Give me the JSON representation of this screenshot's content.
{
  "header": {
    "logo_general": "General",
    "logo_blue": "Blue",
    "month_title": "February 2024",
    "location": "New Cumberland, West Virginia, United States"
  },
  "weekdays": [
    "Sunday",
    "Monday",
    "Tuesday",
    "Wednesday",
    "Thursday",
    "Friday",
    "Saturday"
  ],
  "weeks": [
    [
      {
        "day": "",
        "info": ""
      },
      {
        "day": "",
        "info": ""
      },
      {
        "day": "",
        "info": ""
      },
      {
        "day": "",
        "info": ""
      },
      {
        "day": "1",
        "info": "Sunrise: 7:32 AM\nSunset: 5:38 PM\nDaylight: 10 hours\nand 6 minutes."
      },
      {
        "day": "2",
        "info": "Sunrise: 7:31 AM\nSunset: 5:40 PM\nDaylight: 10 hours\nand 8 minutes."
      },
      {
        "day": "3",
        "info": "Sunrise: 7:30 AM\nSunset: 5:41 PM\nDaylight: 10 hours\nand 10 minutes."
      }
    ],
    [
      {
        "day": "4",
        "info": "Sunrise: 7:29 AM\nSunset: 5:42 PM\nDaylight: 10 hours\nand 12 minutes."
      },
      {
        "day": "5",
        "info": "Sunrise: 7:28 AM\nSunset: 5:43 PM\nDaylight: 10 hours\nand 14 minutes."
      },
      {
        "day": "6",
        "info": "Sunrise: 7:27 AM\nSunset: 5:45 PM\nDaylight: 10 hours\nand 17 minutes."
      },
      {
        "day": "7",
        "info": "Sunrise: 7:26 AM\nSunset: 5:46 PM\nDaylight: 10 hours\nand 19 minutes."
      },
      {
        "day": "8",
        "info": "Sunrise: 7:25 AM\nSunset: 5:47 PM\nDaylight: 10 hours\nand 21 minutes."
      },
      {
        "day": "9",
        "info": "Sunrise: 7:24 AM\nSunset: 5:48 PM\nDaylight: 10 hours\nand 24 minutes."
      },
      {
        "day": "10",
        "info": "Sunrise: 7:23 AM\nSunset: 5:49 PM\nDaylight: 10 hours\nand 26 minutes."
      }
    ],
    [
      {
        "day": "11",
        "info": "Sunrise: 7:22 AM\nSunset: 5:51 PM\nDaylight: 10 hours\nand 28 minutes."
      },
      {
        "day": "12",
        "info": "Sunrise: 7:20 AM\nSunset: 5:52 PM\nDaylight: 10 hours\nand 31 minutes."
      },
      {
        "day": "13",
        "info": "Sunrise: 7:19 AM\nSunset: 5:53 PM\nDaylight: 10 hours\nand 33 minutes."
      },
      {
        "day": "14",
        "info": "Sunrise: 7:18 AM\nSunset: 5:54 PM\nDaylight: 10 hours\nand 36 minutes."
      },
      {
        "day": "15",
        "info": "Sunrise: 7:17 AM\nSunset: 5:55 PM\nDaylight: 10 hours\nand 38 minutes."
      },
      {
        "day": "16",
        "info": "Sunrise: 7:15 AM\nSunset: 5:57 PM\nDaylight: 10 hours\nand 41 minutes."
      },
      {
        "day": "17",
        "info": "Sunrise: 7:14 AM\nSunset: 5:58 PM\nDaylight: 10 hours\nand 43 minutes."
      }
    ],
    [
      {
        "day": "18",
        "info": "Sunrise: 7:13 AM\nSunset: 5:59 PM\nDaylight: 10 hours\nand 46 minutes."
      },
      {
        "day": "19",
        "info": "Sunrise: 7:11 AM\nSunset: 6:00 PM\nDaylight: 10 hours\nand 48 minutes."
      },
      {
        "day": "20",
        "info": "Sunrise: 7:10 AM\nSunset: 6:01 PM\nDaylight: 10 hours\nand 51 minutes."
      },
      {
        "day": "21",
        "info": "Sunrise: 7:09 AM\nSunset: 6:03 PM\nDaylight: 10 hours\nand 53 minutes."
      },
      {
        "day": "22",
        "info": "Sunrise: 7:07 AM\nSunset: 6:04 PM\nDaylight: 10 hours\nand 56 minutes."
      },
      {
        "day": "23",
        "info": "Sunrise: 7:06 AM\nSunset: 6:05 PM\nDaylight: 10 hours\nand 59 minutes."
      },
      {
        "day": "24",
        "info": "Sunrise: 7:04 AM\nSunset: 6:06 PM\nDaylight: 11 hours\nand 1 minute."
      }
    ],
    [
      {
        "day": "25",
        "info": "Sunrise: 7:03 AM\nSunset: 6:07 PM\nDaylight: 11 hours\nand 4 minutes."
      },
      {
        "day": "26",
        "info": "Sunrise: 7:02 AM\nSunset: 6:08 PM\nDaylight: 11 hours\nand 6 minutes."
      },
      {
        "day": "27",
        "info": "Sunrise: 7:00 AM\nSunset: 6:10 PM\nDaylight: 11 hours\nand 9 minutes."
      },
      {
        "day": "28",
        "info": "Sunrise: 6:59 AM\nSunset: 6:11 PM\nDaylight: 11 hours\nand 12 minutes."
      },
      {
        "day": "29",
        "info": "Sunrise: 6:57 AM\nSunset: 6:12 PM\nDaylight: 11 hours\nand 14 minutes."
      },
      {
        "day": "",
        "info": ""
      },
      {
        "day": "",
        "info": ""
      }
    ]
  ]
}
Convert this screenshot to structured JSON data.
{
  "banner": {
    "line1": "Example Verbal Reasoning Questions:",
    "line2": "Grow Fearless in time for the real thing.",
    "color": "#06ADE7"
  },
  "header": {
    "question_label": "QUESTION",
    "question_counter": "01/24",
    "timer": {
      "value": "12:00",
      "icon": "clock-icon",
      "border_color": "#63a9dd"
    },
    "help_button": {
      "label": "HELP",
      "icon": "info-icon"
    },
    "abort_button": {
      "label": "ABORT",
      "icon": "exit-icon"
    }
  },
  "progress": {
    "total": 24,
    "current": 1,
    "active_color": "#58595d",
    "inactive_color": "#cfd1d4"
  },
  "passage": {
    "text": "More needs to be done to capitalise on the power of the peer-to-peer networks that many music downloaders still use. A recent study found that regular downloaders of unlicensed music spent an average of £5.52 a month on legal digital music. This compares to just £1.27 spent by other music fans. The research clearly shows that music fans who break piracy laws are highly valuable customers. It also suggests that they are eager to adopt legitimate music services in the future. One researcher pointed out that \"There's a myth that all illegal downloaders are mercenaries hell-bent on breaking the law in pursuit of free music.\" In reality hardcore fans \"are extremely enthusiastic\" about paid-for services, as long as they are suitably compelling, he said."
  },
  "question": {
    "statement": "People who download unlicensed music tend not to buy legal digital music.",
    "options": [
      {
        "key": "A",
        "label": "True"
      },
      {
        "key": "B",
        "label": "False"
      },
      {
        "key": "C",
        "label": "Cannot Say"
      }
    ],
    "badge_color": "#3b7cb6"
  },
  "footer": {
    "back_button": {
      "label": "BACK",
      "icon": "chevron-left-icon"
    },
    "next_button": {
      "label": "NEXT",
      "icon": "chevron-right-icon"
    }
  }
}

** PROBLEM DESCRIPTION **
Repeat every record, keeping each word and mark exactly as it is.

** RESULT FOR THIS TASK **
Give me the JSON representation of this screenshot's content.
{
  "header": {
    "logo_general": "General",
    "logo_blue": "Blue",
    "month_title": "February 2024",
    "location": "New Cumberland, West Virginia, United States"
  },
  "weekdays": [
    "Sunday",
    "Monday",
    "Tuesday",
    "Wednesday",
    "Thursday",
    "Friday",
    "Saturday"
  ],
  "weeks": [
    [
      {
        "day": "",
        "info": ""
      },
      {
        "day": "",
        "info": ""
      },
      {
        "day": "",
        "info": ""
      },
      {
        "day": "",
        "info": ""
      },
      {
        "day": "1",
        "info": "Sunrise: 7:32 AM\nSunset: 5:38 PM\nDaylight: 10 hours\nand 6 minutes."
      },
      {
        "day": "2",
        "info": "Sunrise: 7:31 AM\nSunset: 5:40 PM\nDaylight: 10 hours\nand 8 minutes."
      },
      {
        "day": "3",
        "info": "Sunrise: 7:30 AM\nSunset: 5:41 PM\nDaylight: 10 hours\nand 10 minutes."
      }
    ],
    [
      {
        "day": "4",
        "info": "Sunrise: 7:29 AM\nSunset: 5:42 PM\nDaylight: 10 hours\nand 12 minutes."
      },
      {
        "day": "5",
        "info": "Sunrise: 7:28 AM\nSunset: 5:43 PM\nDaylight: 10 hours\nand 14 minutes."
      },
      {
        "day": "6",
        "info": "Sunrise: 7:27 AM\nSunset: 5:45 PM\nDaylight: 10 hours\nand 17 minutes."
      },
      {
        "day": "7",
        "info": "Sunrise: 7:26 AM\nSunset: 5:46 PM\nDaylight: 10 hours\nand 19 minutes."
      },
      {
        "day": "8",
        "info": "Sunrise: 7:25 AM\nSunset: 5:47 PM\nDaylight: 10 hours\nand 21 minutes."
      },
      {
        "day": "9",
        "info": "Sunrise: 7:24 AM\nSunset: 5:48 PM\nDaylight: 10 hours\nand 24 minutes."
      },
      {
        "day": "10",
        "info": "Sunrise: 7:23 AM\nSunset: 5:49 PM\nDaylight: 10 hours\nand 26 minutes."
      }
    ],
    [
      {
        "day": "11",
        "info": "Sunrise: 7:22 AM\nSunset: 5:51 PM\nDaylight: 10 hours\nand 28 minutes."
      },
      {
        "day": "12",
        "info": "Sunrise: 7:20 AM\nSunset: 5:52 PM\nDaylight: 10 hours\nand 31 minutes."
      },
      {
        "day": "13",
        "info": "Sunrise: 7:19 AM\nSunset: 5:53 PM\nDaylight: 10 hours\nand 33 minutes."
      },
      {
        "day": "14",
        "info": "Sunrise: 7:18 AM\nSunset: 5:54 PM\nDaylight: 10 hours\nand 36 minutes."
      },
      {
        "day": "15",
        "info": "Sunrise: 7:17 AM\nSunset: 5:55 PM\nDaylight: 10 hours\nand 38 minutes."
      },
      {
        "day": "16",
        "info": "Sunrise: 7:15 AM\nSunset: 5:57 PM\nDaylight: 10 hours\nand 41 minutes."
      },
      {
        "day": "17",
        "info": "Sunrise: 7:14 AM\nSunset: 5:58 PM\nDaylight: 10 hours\nand 43 minutes."
      }
    ],
    [
      {
        "day": "18",
        "info": "Sunrise: 7:13 AM\nSunset: 5:59 PM\nDaylight: 10 hours\nand 46 minutes."
      },
      {
        "day": "19",
        "info": "Sunrise: 7:11 AM\nSunset: 6:00 PM\nDaylight: 10 hours\nand 48 minutes."
      },
      {
        "day": "20",
        "info": "Sunrise: 7:10 AM\nSunset: 6:01 PM\nDaylight: 10 hours\nand 51 minutes."
      },
      {
        "day": "21",
        "info": "Sunrise: 7:09 AM\nSunset: 6:03 PM\nDaylight: 10 hours\nand 53 minutes."
      },
      {
        "day": "22",
        "info": "Sunrise: 7:07 AM\nSunset: 6:04 PM\nDaylight: 10 hours\nand 56 minutes."
      },
      {
        "day": "23",
        "info": "Sunrise: 7:06 AM\nSunset: 6:05 PM\nDaylight: 10 hours\nand 59 minutes."
      },
      {
        "day": "24",
        "info": "Sunrise: 7:04 AM\nSunset: 6:06 PM\nDaylight: 11 hours\nand 1 minute."
      }
    ],
    [
      {
        "day": "25",
        "info": "Sunrise: 7:03 AM\nSunset: 6:07 PM\nDaylight: 11 hours\nand 4 minutes."
      },
      {
        "day": "26",
        "info": "Sunrise: 7:02 AM\nSunset: 6:08 PM\nDaylight: 11 hours\nand 6 minutes."
      },
      {
        "day": "27",
        "info": "Sunrise: 7:00 AM\nSunset: 6:10 PM\nDaylight: 11 hours\nand 9 minutes."
      },
      {
        "day": "28",
        "info": "Sunrise: 6:59 AM\nSunset: 6:11 PM\nDaylight: 11 hours\nand 12 minutes."
      },
      {
        "day": "29",
        "info": "Sunrise: 6:57 AM\nSunset: 6:12 PM\nDaylight: 11 hours\nand 14 minutes."
      },
      {
        "day": "",
        "info": ""
      },
      {
        "day": "",
        "info": ""
      }
    ]
  ]
}
Convert this screenshot to structured JSON data.
{
  "banner": {
    "line1": "Example Verbal Reasoning Questions:",
    "line2": "Grow Fearless in time for the real thing.",
    "color": "#06ADE7"
  },
  "header": {
    "question_label": "QUESTION",
    "question_counter": "01/24",
    "timer": {
      "value": "12:00",
      "icon": "clock-icon",
      "border_color": "#63a9dd"
    },
    "help_button": {
      "label": "HELP",
      "icon": "info-icon"
    },
    "abort_button": {
      "label": "ABORT",
      "icon": "exit-icon"
    }
  },
  "progress": {
    "total": 24,
    "current": 1,
    "active_color": "#58595d",
    "inactive_color": "#cfd1d4"
  },
  "passage": {
    "text": "More needs to be done to capitalise on the power of the peer-to-peer networks that many music downloaders still use. A recent study found that regular downloaders of unlicensed music spent an average of £5.52 a month on legal digital music. This compares to just £1.27 spent by other music fans. The research clearly shows that music fans who break piracy laws are highly valuable customers. It also suggests that they are eager to adopt legitimate music services in the future. One researcher pointed out that \"There's a myth that all illegal downloaders are mercenaries hell-bent on breaking the law in pursuit of free music.\" In reality hardcore fans \"are extremely enthusiastic\" about paid-for services, as long as they are suitably compelling, he said."
  },
  "question": {
    "statement": "People who download unlicensed music tend not to buy legal digital music.",
    "options": [
      {
        "key": "A",
        "label": "True"
      },
      {
        "key": "B",
        "label": "False"
      },
      {
        "key": "C",
        "label": "Cannot Say"
      }
    ],
    "badge_color": "#3b7cb6"
  },
  "footer": {
    "back_button": {
      "label": "BACK",
      "icon": "chevron-left-icon"
    },
    "next_button": {
      "label": "NEXT",
      "icon": "chevron-right-icon"
    }
  }
}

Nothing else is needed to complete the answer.